Directions for this task
Find every line in the material below that contains the word "title", and copy each of those lines.

Dataset excerpts
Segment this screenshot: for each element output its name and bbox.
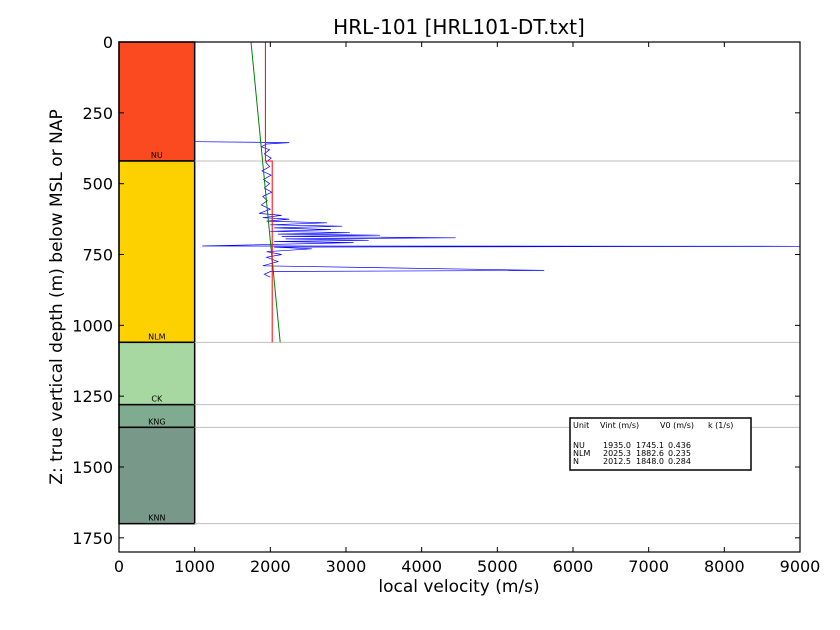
strat-unit-nlm bbox=[118, 160, 196, 344]
y-tick-label: 250 bbox=[82, 104, 113, 123]
legend-header-cell: V0 (m/s) bbox=[660, 421, 694, 430]
y-tick-label: 1750 bbox=[72, 529, 113, 548]
legend-row-cell: NLM bbox=[573, 449, 590, 458]
legend-row-cell: 0.284 bbox=[668, 457, 691, 466]
x-axis: 0 1000 2000 3000 4000 5000 6000 7000 8000 9000 bbox=[114, 42, 820, 576]
x-tick-label: 7000 bbox=[628, 557, 669, 576]
x-tick-label: 1000 bbox=[174, 557, 215, 576]
legend-row-cell: 1848.0 bbox=[636, 457, 664, 466]
strat-unit-label-nu: NU bbox=[151, 151, 163, 160]
legend-header-cell: Vint (m/s) bbox=[600, 421, 639, 430]
strat-unit-ck bbox=[118, 341, 196, 406]
strat-unit-nu bbox=[118, 41, 196, 162]
legend-header-cell: Unit bbox=[573, 421, 589, 430]
strat-unit-label-kng: KNG bbox=[148, 417, 165, 426]
chart-title: HRL-101 [HRL101-DT.txt] bbox=[333, 15, 585, 39]
legend-row-cell: 1745.1 bbox=[636, 441, 664, 450]
x-tick-label: 5000 bbox=[477, 557, 518, 576]
legend-row-cell: 0.436 bbox=[668, 441, 691, 450]
plot-frame bbox=[118, 41, 801, 553]
legend-row-cell: NU bbox=[573, 441, 585, 450]
x-tick-label: 8000 bbox=[704, 557, 745, 576]
velocity-log-curve bbox=[194, 141, 801, 278]
legend-box: Unit Vint (m/s) V0 (m/s) k (1/s) NU 1935.0 174… bbox=[569, 417, 752, 471]
legend-row-cell: 0.235 bbox=[668, 449, 691, 458]
y-axis: 0 250 500 750 1000 1250 1500 1750 bbox=[72, 33, 800, 548]
x-tick-label: 3000 bbox=[326, 557, 367, 576]
x-tick-label: 0 bbox=[114, 557, 124, 576]
y-tick-label: 1250 bbox=[72, 387, 113, 406]
strat-unit-knn bbox=[118, 426, 196, 525]
legend-row-cell: 1935.0 bbox=[603, 441, 631, 450]
strat-unit-label-knn: KNN bbox=[148, 514, 165, 523]
legend-row-cell: 1882.6 bbox=[636, 449, 664, 458]
y-tick-label: 500 bbox=[82, 175, 113, 194]
x-axis-title: local velocity (m/s) bbox=[378, 577, 539, 597]
interval-velocity-line bbox=[264, 42, 273, 343]
y-tick-label: 0 bbox=[103, 33, 113, 52]
x-tick-label: 4000 bbox=[401, 557, 442, 576]
legend-row-cell: N bbox=[573, 457, 579, 466]
y-tick-label: 1500 bbox=[72, 458, 113, 477]
velocity-trend-line bbox=[250, 41, 281, 343]
strat-unit-label-nlm: NLM bbox=[148, 332, 165, 341]
legend-header-cell: k (1/s) bbox=[708, 421, 733, 430]
stratigraphy-column: NU NLM CK KNG KNN bbox=[118, 41, 196, 525]
y-tick-label: 750 bbox=[82, 246, 113, 265]
strat-unit-label-ck: CK bbox=[151, 395, 163, 404]
y-axis-title: Z: true vertical depth (m) below MSL or … bbox=[47, 109, 67, 484]
x-tick-label: 6000 bbox=[553, 557, 594, 576]
legend-row-cell: 2012.5 bbox=[603, 457, 631, 466]
y-tick-label: 1000 bbox=[72, 316, 113, 335]
x-tick-label: 2000 bbox=[250, 557, 291, 576]
legend-row-cell: 2025.3 bbox=[603, 449, 631, 458]
x-tick-label: 9000 bbox=[780, 557, 821, 576]
legend-frame bbox=[569, 417, 752, 471]
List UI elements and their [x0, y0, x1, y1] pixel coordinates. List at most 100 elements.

Response to this exercise
chart-title: HRL-101 [HRL101-DT.txt] bbox=[333, 15, 585, 39]
x-axis-title: local velocity (m/s) bbox=[378, 577, 539, 597]
y-axis-title: Z: true vertical depth (m) below MSL or … bbox=[47, 109, 67, 484]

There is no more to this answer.